((
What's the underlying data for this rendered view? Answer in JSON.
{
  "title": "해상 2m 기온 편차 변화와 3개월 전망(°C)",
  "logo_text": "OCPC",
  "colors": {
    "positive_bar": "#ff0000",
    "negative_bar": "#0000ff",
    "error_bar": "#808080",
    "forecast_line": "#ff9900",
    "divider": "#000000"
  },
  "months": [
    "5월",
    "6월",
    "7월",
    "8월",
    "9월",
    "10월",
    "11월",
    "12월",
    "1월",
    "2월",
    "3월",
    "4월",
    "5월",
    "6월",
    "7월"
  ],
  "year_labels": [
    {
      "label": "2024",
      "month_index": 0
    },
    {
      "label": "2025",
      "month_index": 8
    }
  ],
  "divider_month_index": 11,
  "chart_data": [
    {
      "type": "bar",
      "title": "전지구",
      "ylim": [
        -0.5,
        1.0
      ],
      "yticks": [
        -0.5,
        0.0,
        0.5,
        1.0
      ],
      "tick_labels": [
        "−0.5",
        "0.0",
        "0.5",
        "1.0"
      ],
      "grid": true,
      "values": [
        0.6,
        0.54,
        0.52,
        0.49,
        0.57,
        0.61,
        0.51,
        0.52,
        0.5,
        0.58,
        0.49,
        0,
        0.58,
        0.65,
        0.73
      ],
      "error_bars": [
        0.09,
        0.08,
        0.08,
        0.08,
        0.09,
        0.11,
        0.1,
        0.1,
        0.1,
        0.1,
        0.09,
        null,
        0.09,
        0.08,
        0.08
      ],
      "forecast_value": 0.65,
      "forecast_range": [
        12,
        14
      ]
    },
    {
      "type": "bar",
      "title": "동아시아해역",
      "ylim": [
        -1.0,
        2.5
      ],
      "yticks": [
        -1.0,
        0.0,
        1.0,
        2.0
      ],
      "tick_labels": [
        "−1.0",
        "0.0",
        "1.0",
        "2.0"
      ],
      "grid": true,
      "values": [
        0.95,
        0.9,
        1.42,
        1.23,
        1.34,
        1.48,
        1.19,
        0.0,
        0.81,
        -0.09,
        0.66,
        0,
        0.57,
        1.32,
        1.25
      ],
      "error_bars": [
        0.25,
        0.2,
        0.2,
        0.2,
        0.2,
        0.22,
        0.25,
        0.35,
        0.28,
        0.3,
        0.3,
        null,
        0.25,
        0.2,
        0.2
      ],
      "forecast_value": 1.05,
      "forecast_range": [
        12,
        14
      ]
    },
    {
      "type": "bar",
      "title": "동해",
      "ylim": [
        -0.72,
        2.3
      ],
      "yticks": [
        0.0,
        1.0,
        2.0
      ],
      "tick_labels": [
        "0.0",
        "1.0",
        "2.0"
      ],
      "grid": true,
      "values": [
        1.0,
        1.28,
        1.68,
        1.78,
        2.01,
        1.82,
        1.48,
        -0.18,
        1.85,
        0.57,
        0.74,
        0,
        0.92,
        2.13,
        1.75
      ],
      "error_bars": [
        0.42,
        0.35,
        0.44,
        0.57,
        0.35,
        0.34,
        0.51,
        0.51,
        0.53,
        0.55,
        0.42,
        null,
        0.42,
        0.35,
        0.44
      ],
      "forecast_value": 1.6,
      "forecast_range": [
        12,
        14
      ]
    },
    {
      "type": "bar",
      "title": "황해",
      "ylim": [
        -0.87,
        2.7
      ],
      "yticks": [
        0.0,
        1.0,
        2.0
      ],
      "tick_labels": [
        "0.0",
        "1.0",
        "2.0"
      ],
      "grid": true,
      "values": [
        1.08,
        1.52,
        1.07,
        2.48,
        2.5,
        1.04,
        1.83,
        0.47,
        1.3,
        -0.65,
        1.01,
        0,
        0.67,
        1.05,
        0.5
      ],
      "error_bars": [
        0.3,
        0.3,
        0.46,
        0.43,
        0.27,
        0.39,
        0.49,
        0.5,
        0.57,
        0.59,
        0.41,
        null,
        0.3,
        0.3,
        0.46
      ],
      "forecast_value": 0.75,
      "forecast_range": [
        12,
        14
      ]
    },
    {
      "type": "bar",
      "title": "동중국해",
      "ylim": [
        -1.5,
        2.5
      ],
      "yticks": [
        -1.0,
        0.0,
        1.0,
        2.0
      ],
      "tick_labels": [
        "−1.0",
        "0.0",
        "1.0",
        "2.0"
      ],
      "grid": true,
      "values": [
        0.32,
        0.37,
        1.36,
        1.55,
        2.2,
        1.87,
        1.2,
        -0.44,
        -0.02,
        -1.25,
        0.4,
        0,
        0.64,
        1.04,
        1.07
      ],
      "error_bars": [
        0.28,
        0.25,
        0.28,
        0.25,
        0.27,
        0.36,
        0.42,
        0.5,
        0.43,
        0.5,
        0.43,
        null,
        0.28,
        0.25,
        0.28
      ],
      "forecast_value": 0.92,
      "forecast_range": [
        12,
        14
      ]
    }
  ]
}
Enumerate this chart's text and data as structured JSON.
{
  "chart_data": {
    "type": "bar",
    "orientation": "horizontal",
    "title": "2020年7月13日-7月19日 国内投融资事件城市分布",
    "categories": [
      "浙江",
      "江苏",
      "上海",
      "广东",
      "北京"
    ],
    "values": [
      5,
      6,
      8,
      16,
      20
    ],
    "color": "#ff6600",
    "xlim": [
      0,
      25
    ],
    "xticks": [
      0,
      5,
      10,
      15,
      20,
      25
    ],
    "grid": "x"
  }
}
))
**GIVEN PROBLEM:**
Repeat exactly the lines from the line containing "Enumerate this chart's" through the end of the listing above; both boundary lines are part of the output.

**CORRECT ANSWER:**
Enumerate this chart's text and data as structured JSON.
{
  "chart_data": {
    "type": "bar",
    "orientation": "horizontal",
    "title": "2020年7月13日-7月19日 国内投融资事件城市分布",
    "categories": [
      "浙江",
      "江苏",
      "上海",
      "广东",
      "北京"
    ],
    "values": [
      5,
      6,
      8,
      16,
      20
    ],
    "color": "#ff6600",
    "xlim": [
      0,
      25
    ],
    "xticks": [
      0,
      5,
      10,
      15,
      20,
      25
    ],
    "grid": "x"
  }
}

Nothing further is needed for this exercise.